* start Excerpted records *

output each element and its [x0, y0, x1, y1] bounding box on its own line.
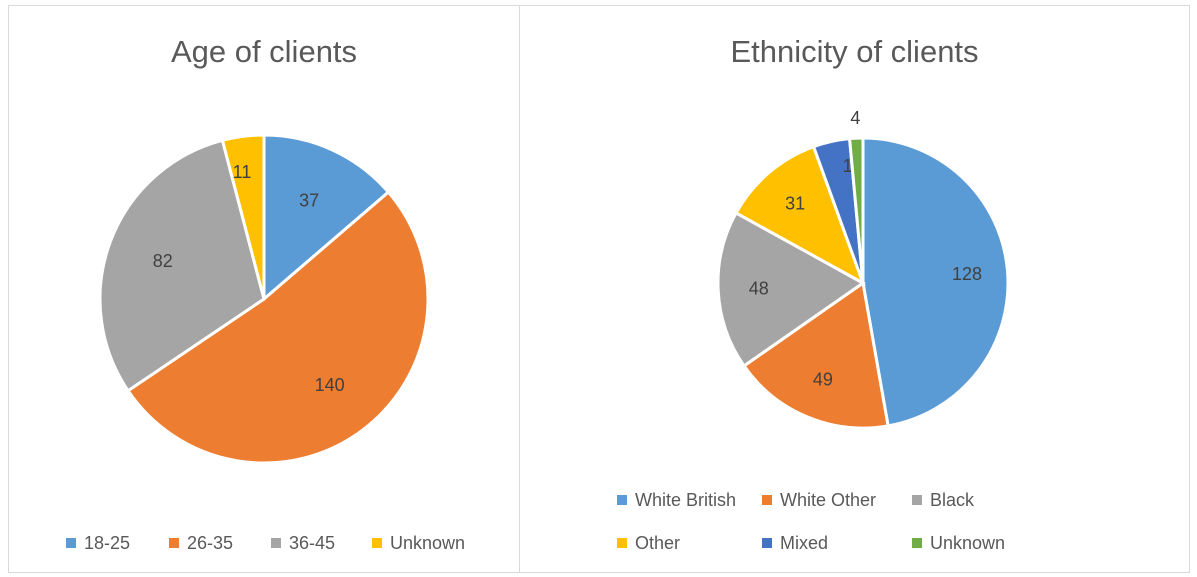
data-label: 37: [299, 191, 319, 211]
legend-item: 26-35: [169, 533, 233, 554]
legend-label: 36-45: [289, 533, 336, 553]
data-label: 128: [952, 264, 982, 284]
age-pie-chart: 37 140 82 11: [98, 133, 430, 465]
data-label: 4: [850, 108, 860, 128]
legend-swatch: [372, 538, 382, 548]
ethnicity-chart-panel: Ethnicity of clients 128494831114 White …: [519, 5, 1190, 573]
legend-label: Mixed: [780, 533, 829, 553]
legend-item: White British: [617, 490, 736, 511]
legend-item: 36-45: [271, 533, 335, 554]
legend-item: Unknown: [912, 533, 1005, 554]
ethnicity-pie-chart: 128494831114: [716, 108, 1010, 430]
age-chart-panel: Age of clients 37 140 82 11 18-25 26-35 36-45…: [8, 5, 520, 573]
legend-label: 26-35: [187, 533, 234, 553]
legend-item: Black: [912, 490, 974, 511]
legend-swatch: [912, 538, 922, 548]
chart-title: Age of clients: [170, 34, 358, 69]
pie-slice-white-british: [861, 136, 1010, 428]
pie-slice-unknown: [847, 136, 865, 284]
legend-swatch: [271, 538, 281, 548]
pie-slice-black: [716, 210, 866, 368]
data-label: 48: [749, 278, 769, 298]
pie-slice-other: [734, 144, 866, 287]
legend-swatch: [169, 538, 179, 548]
legend-item: 18-25: [66, 533, 130, 554]
legend-swatch: [617, 495, 627, 505]
legend-label: Unknown: [930, 533, 1006, 553]
legend-item: Unknown: [372, 533, 465, 554]
legend-swatch: [762, 495, 772, 505]
legend-swatch: [912, 495, 922, 505]
data-label: 31: [785, 194, 805, 214]
data-label: 49: [813, 369, 833, 389]
legend-item: Mixed: [762, 533, 828, 554]
data-label: 140: [315, 375, 345, 395]
chart-title: Ethnicity of clients: [730, 34, 979, 69]
legend-label: Unknown: [390, 533, 466, 553]
legend-label: Other: [635, 533, 681, 553]
legend-label: White Other: [780, 490, 877, 510]
pie-slice-18-25: [262, 133, 391, 303]
pie-slice-36-45: [98, 138, 266, 393]
legend-label: Black: [930, 490, 975, 510]
legend-label: 18-25: [84, 533, 131, 553]
legend-label: White British: [635, 490, 737, 510]
legend-swatch: [66, 538, 76, 548]
legend-swatch: [762, 538, 772, 548]
data-label: 11: [233, 162, 252, 182]
pie-slice-white-other: [741, 280, 890, 430]
legend-item: Other: [617, 533, 680, 554]
legend-swatch: [617, 538, 627, 548]
legend-item: White Other: [762, 490, 876, 511]
data-label: 82: [153, 251, 173, 271]
pie-slice-26-35: [125, 190, 430, 465]
pie-slice-unknown: [220, 133, 266, 300]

* end Excerpted records *

Return every item above unchanged, one per line, and omit the picture.

output each element and its [x0, y0, x1, y1] bounding box on its own line.
data-label: 37: [299, 191, 319, 211]
legend-item: 26-35: [169, 533, 233, 554]
legend-label: 36-45: [289, 533, 336, 553]
data-label: 128: [952, 264, 982, 284]
age-pie-chart: 37 140 82 11: [98, 133, 430, 465]
data-label: 4: [850, 108, 860, 128]
legend-swatch: [372, 538, 382, 548]
ethnicity-chart-panel: Ethnicity of clients 128494831114 White …: [519, 5, 1190, 573]
legend-label: Mixed: [780, 533, 829, 553]
legend-item: White British: [617, 490, 736, 511]
legend-item: 36-45: [271, 533, 335, 554]
legend-item: Unknown: [912, 533, 1005, 554]
ethnicity-pie-chart: 128494831114: [716, 108, 1010, 430]
age-chart-panel: Age of clients 37 140 82 11 18-25 26-35 36-45…: [8, 5, 520, 573]
legend-label: 26-35: [187, 533, 234, 553]
legend-item: Black: [912, 490, 974, 511]
legend-swatch: [912, 538, 922, 548]
chart-title: Age of clients: [170, 34, 358, 69]
pie-slice-white-british: [861, 136, 1010, 428]
pie-slice-unknown: [847, 136, 865, 284]
legend-swatch: [271, 538, 281, 548]
pie-slice-black: [716, 210, 866, 368]
data-label: 48: [749, 278, 769, 298]
pie-slice-other: [734, 144, 866, 287]
legend-swatch: [169, 538, 179, 548]
legend-item: 18-25: [66, 533, 130, 554]
legend-swatch: [617, 495, 627, 505]
legend-label: Unknown: [930, 533, 1006, 553]
legend-item: Unknown: [372, 533, 465, 554]
legend-swatch: [762, 495, 772, 505]
legend-swatch: [912, 495, 922, 505]
data-label: 31: [785, 194, 805, 214]
data-label: 49: [813, 369, 833, 389]
legend-item: Mixed: [762, 533, 828, 554]
data-label: 140: [315, 375, 345, 395]
chart-title: Ethnicity of clients: [730, 34, 979, 69]
legend-label: Unknown: [390, 533, 466, 553]
legend-label: Other: [635, 533, 681, 553]
legend-label: White Other: [780, 490, 877, 510]
pie-slice-18-25: [262, 133, 391, 303]
pie-slice-36-45: [98, 138, 266, 393]
legend-label: Black: [930, 490, 975, 510]
legend-label: 18-25: [84, 533, 131, 553]
legend-label: White British: [635, 490, 737, 510]
legend-swatch: [66, 538, 76, 548]
legend-swatch: [762, 538, 772, 548]
data-label: 11: [233, 162, 252, 182]
pie-slice-white-other: [741, 280, 890, 430]
legend-item: Other: [617, 533, 680, 554]
legend-swatch: [617, 538, 627, 548]
legend-item: White Other: [762, 490, 876, 511]
data-label: 82: [153, 251, 173, 271]
pie-slice-26-35: [125, 190, 430, 465]
pie-slice-unknown: [220, 133, 266, 300]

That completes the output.